**** Material provided ****
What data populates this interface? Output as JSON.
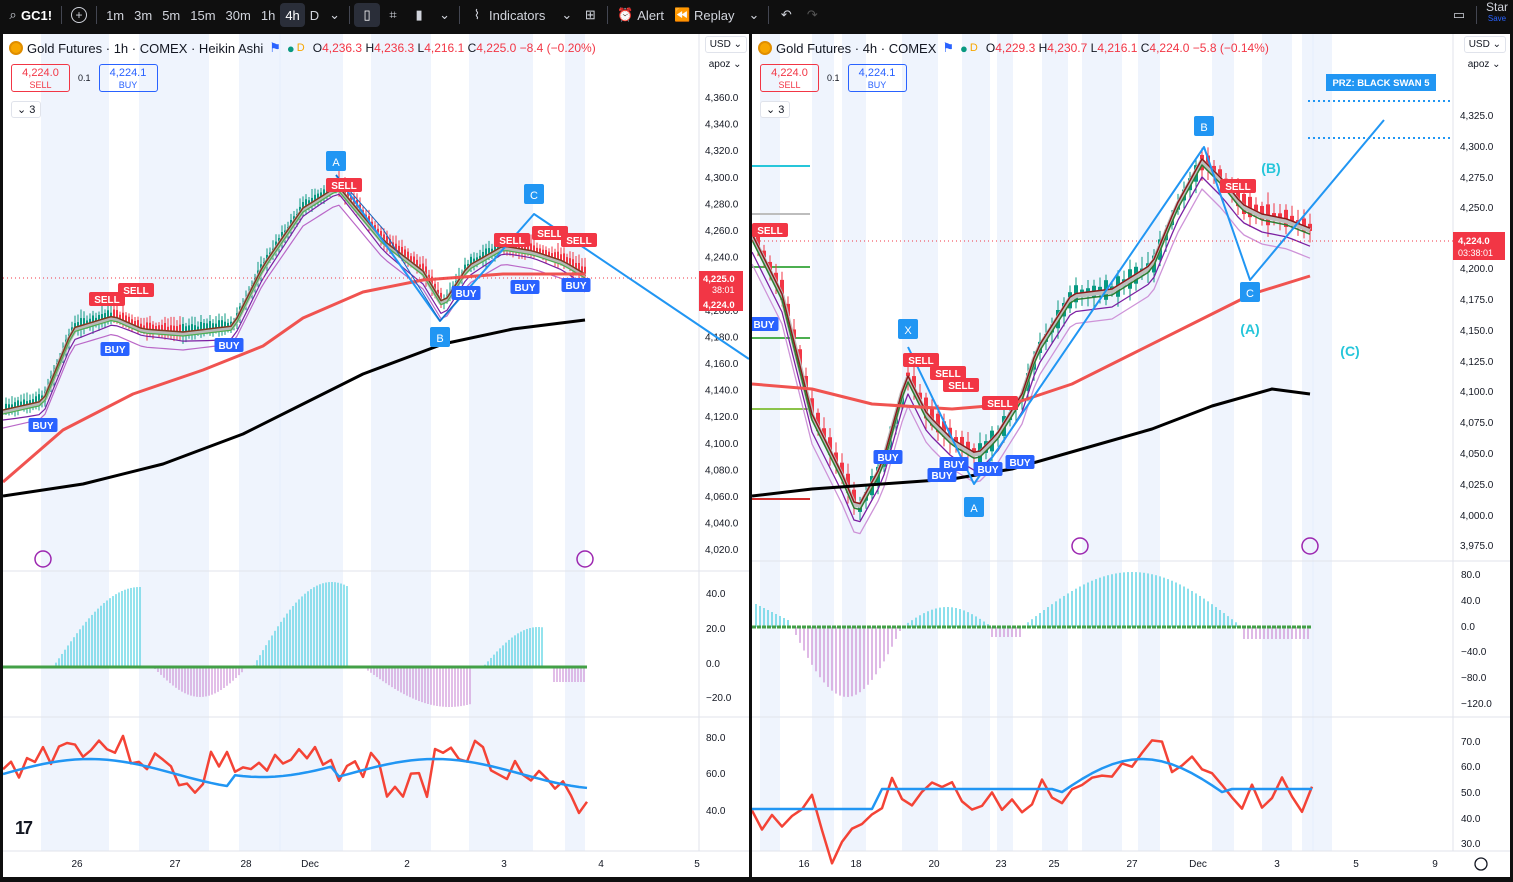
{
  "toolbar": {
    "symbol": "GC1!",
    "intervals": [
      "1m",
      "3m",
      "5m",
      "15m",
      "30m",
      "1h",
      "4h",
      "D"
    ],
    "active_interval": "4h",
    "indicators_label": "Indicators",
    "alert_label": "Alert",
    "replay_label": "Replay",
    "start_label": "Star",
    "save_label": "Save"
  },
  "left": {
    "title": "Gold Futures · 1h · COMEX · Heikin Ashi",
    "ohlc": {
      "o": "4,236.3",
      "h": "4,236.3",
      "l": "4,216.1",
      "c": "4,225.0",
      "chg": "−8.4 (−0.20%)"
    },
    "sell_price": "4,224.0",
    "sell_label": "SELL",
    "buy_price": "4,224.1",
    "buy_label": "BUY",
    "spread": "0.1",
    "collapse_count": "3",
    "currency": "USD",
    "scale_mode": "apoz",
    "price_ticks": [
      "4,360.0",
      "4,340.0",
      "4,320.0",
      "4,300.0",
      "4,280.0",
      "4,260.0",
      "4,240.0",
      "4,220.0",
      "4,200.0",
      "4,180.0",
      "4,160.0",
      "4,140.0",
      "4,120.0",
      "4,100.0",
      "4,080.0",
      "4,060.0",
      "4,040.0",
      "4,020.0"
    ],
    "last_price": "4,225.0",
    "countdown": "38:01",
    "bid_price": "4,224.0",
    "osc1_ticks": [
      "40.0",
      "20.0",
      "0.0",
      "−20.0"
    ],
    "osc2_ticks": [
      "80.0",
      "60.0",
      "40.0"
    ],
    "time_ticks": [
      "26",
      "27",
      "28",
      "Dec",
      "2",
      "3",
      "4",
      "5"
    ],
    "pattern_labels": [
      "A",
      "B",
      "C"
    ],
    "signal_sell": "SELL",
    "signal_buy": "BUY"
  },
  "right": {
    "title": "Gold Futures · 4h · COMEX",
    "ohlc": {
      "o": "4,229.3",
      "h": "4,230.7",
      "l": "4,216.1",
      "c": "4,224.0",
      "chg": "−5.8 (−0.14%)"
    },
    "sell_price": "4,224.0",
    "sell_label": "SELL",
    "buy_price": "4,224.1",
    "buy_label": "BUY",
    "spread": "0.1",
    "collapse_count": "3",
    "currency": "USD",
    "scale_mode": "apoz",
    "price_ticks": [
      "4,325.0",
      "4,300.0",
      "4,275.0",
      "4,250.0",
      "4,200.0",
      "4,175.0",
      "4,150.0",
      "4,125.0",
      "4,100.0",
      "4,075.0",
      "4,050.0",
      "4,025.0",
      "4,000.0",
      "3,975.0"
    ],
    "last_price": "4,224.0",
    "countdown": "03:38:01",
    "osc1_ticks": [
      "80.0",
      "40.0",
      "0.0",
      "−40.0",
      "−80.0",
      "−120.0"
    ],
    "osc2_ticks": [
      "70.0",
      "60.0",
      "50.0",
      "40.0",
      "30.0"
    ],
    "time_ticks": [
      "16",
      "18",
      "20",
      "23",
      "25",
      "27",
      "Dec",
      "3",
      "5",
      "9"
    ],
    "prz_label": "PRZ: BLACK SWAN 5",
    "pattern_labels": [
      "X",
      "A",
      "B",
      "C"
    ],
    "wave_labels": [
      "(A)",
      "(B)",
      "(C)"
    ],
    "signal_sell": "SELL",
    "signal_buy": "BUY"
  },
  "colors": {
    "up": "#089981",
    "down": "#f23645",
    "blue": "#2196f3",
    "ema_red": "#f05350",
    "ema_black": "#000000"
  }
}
****
Copy every line of the listing that contains the word "title".

    "title": "Gold Futures · 1h · COMEX · Heikin Ashi",
    "title": "Gold Futures · 4h · COMEX",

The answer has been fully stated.